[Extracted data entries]
====================
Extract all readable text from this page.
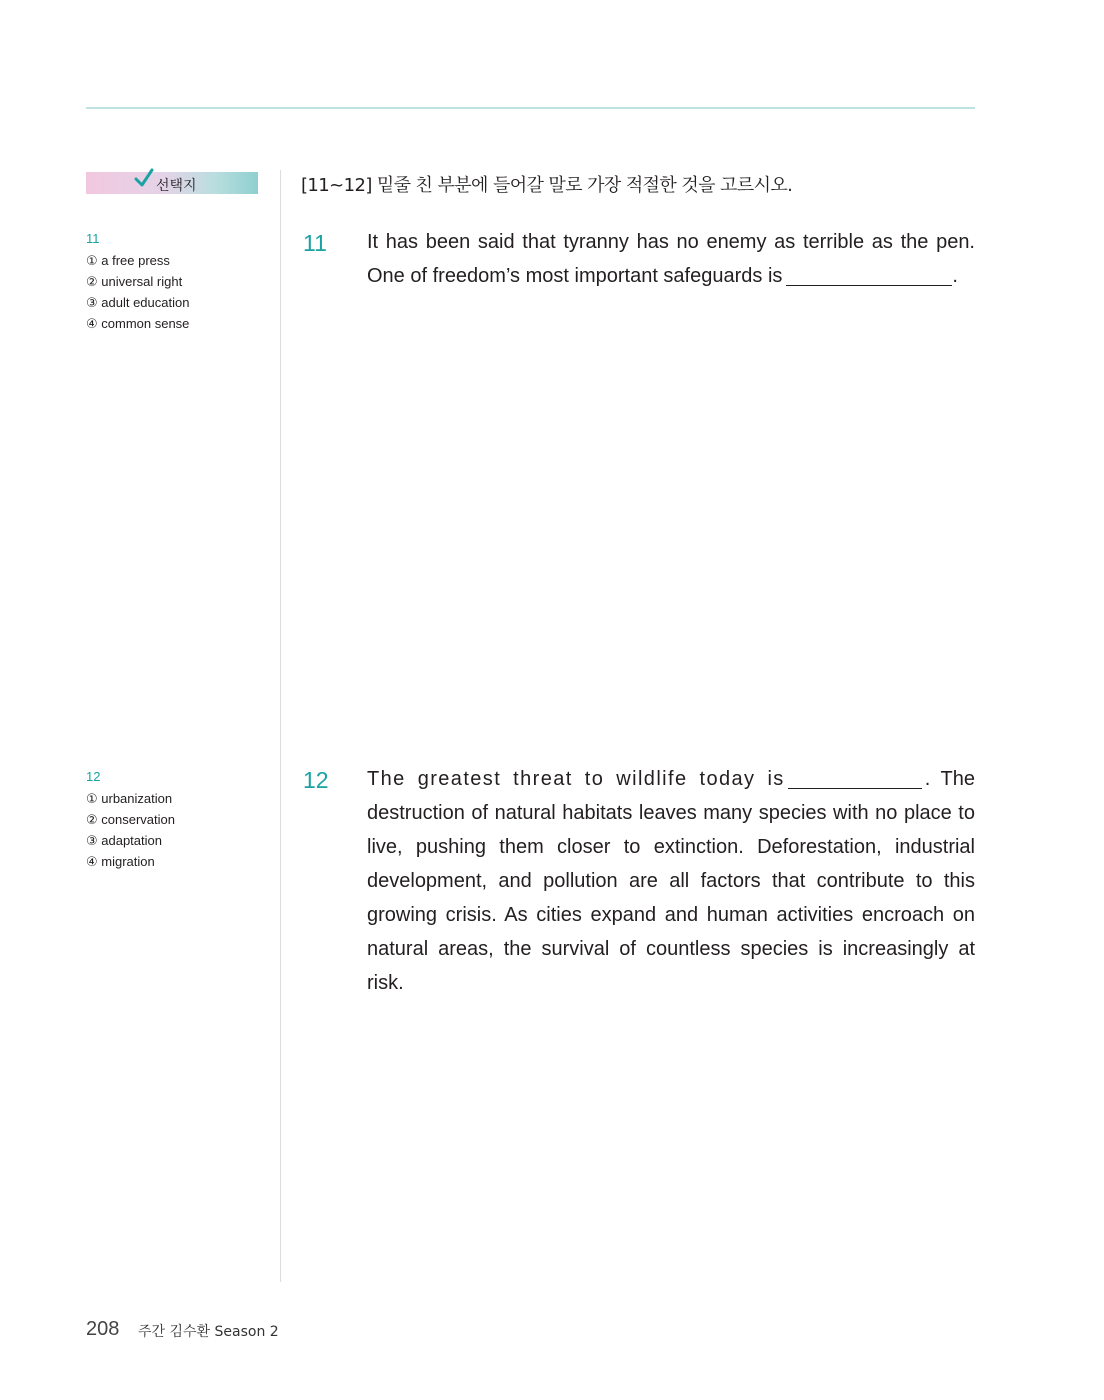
선택지
11
① a free press
② universal right
③ adult education
④ common sense
12
① urbanization
② conservation
③ adaptation
④ migration
[11~12] 밑줄 친 부분에 들어갈 말로 가장 적절한 것을 고르시오.
11 It has been said that tyranny has no enemy as terrible as the pen. One of freedom’s most important safeguards is	.
12 The greatest threat to wildlife today is	. The destruction of natural habitats leaves many species with no place to live, pushing them closer to extinction. Deforestation, industrial development, and pollution are all factors that contribute to this growing crisis. As cities expand and human activities encroach on natural areas, the survival of countless species is increasingly at risk.
208 주간 김수환 Season 2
====================
▶ _Task to carry out_: Go through the listing above and write it out again exactly, dropping the pictures.

▶ _Worked solution_:
Extract all readable text from this page.
선택지
11
① a free press
② universal right
③ adult education
④ common sense
12
① urbanization
② conservation
③ adaptation
④ migration
[11~12] 밑줄 친 부분에 들어갈 말로 가장 적절한 것을 고르시오.
11 It has been said that tyranny has no enemy as terrible as the pen. One of freedom’s most important safeguards is	.
12 The greatest threat to wildlife today is	. The destruction of natural habitats leaves many species with no place to live, pushing them closer to extinction. Deforestation, industrial development, and pollution are all factors that contribute to this growing crisis. As cities expand and human activities encroach on natural areas, the survival of countless species is increasingly at risk.
208 주간 김수환 Season 2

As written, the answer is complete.